**What you will do:** Write the listing out again, all of it, word for word.

━━ Listed records ━━

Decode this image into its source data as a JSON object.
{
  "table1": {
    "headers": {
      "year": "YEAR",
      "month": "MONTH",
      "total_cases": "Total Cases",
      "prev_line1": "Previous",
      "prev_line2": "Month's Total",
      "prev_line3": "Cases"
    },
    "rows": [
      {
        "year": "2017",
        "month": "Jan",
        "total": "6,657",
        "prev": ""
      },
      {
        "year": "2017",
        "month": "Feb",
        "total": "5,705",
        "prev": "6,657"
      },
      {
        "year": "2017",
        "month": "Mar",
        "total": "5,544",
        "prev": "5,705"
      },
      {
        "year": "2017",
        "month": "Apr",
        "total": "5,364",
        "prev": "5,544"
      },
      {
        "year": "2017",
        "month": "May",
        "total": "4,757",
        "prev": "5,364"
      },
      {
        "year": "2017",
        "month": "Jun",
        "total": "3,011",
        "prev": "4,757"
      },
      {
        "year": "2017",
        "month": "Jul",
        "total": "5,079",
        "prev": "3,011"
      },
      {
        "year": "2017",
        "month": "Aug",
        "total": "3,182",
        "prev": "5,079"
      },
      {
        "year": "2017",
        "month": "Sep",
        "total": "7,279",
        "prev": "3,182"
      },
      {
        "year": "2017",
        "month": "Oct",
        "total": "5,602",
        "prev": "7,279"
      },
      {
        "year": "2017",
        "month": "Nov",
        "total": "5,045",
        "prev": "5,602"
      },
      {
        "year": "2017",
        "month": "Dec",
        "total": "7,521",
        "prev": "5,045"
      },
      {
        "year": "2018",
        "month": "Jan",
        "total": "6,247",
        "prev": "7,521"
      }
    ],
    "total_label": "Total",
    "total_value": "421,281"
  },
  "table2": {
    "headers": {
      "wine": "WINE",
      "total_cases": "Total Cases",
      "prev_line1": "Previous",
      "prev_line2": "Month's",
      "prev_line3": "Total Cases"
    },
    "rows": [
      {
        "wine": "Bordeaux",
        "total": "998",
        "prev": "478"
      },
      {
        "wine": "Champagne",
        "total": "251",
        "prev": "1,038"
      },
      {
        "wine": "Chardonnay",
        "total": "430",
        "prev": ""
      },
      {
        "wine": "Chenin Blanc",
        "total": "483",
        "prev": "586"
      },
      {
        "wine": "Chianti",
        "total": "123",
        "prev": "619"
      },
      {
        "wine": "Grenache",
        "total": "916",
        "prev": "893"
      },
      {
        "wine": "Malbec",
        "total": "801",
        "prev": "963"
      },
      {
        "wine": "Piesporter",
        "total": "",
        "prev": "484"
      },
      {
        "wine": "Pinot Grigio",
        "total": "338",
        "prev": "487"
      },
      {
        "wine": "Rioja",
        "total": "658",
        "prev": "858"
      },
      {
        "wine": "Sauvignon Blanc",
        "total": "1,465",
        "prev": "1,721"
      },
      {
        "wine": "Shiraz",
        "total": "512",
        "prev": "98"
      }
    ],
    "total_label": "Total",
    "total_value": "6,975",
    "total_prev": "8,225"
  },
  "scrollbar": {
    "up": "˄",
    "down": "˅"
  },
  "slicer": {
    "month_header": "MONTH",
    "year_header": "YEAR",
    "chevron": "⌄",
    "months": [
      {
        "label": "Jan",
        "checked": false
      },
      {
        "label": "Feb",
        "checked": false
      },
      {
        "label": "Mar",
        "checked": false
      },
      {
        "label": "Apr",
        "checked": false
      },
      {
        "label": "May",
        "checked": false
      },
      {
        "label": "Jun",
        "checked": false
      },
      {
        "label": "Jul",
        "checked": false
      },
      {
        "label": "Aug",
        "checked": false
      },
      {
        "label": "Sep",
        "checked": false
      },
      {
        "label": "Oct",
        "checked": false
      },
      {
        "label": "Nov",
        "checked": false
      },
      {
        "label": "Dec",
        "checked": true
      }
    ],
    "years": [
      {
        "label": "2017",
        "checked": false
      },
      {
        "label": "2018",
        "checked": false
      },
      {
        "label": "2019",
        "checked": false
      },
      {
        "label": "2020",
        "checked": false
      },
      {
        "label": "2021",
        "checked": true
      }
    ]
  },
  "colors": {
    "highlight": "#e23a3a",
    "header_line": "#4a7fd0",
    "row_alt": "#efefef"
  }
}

━━━

**Full answer:**
Decode this image into its source data as a JSON object.
{
  "table1": {
    "headers": {
      "year": "YEAR",
      "month": "MONTH",
      "total_cases": "Total Cases",
      "prev_line1": "Previous",
      "prev_line2": "Month's Total",
      "prev_line3": "Cases"
    },
    "rows": [
      {
        "year": "2017",
        "month": "Jan",
        "total": "6,657",
        "prev": ""
      },
      {
        "year": "2017",
        "month": "Feb",
        "total": "5,705",
        "prev": "6,657"
      },
      {
        "year": "2017",
        "month": "Mar",
        "total": "5,544",
        "prev": "5,705"
      },
      {
        "year": "2017",
        "month": "Apr",
        "total": "5,364",
        "prev": "5,544"
      },
      {
        "year": "2017",
        "month": "May",
        "total": "4,757",
        "prev": "5,364"
      },
      {
        "year": "2017",
        "month": "Jun",
        "total": "3,011",
        "prev": "4,757"
      },
      {
        "year": "2017",
        "month": "Jul",
        "total": "5,079",
        "prev": "3,011"
      },
      {
        "year": "2017",
        "month": "Aug",
        "total": "3,182",
        "prev": "5,079"
      },
      {
        "year": "2017",
        "month": "Sep",
        "total": "7,279",
        "prev": "3,182"
      },
      {
        "year": "2017",
        "month": "Oct",
        "total": "5,602",
        "prev": "7,279"
      },
      {
        "year": "2017",
        "month": "Nov",
        "total": "5,045",
        "prev": "5,602"
      },
      {
        "year": "2017",
        "month": "Dec",
        "total": "7,521",
        "prev": "5,045"
      },
      {
        "year": "2018",
        "month": "Jan",
        "total": "6,247",
        "prev": "7,521"
      }
    ],
    "total_label": "Total",
    "total_value": "421,281"
  },
  "table2": {
    "headers": {
      "wine": "WINE",
      "total_cases": "Total Cases",
      "prev_line1": "Previous",
      "prev_line2": "Month's",
      "prev_line3": "Total Cases"
    },
    "rows": [
      {
        "wine": "Bordeaux",
        "total": "998",
        "prev": "478"
      },
      {
        "wine": "Champagne",
        "total": "251",
        "prev": "1,038"
      },
      {
        "wine": "Chardonnay",
        "total": "430",
        "prev": ""
      },
      {
        "wine": "Chenin Blanc",
        "total": "483",
        "prev": "586"
      },
      {
        "wine": "Chianti",
        "total": "123",
        "prev": "619"
      },
      {
        "wine": "Grenache",
        "total": "916",
        "prev": "893"
      },
      {
        "wine": "Malbec",
        "total": "801",
        "prev": "963"
      },
      {
        "wine": "Piesporter",
        "total": "",
        "prev": "484"
      },
      {
        "wine": "Pinot Grigio",
        "total": "338",
        "prev": "487"
      },
      {
        "wine": "Rioja",
        "total": "658",
        "prev": "858"
      },
      {
        "wine": "Sauvignon Blanc",
        "total": "1,465",
        "prev": "1,721"
      },
      {
        "wine": "Shiraz",
        "total": "512",
        "prev": "98"
      }
    ],
    "total_label": "Total",
    "total_value": "6,975",
    "total_prev": "8,225"
  },
  "scrollbar": {
    "up": "˄",
    "down": "˅"
  },
  "slicer": {
    "month_header": "MONTH",
    "year_header": "YEAR",
    "chevron": "⌄",
    "months": [
      {
        "label": "Jan",
        "checked": false
      },
      {
        "label": "Feb",
        "checked": false
      },
      {
        "label": "Mar",
        "checked": false
      },
      {
        "label": "Apr",
        "checked": false
      },
      {
        "label": "May",
        "checked": false
      },
      {
        "label": "Jun",
        "checked": false
      },
      {
        "label": "Jul",
        "checked": false
      },
      {
        "label": "Aug",
        "checked": false
      },
      {
        "label": "Sep",
        "checked": false
      },
      {
        "label": "Oct",
        "checked": false
      },
      {
        "label": "Nov",
        "checked": false
      },
      {
        "label": "Dec",
        "checked": true
      }
    ],
    "years": [
      {
        "label": "2017",
        "checked": false
      },
      {
        "label": "2018",
        "checked": false
      },
      {
        "label": "2019",
        "checked": false
      },
      {
        "label": "2020",
        "checked": false
      },
      {
        "label": "2021",
        "checked": true
      }
    ]
  },
  "colors": {
    "highlight": "#e23a3a",
    "header_line": "#4a7fd0",
    "row_alt": "#efefef"
  }
}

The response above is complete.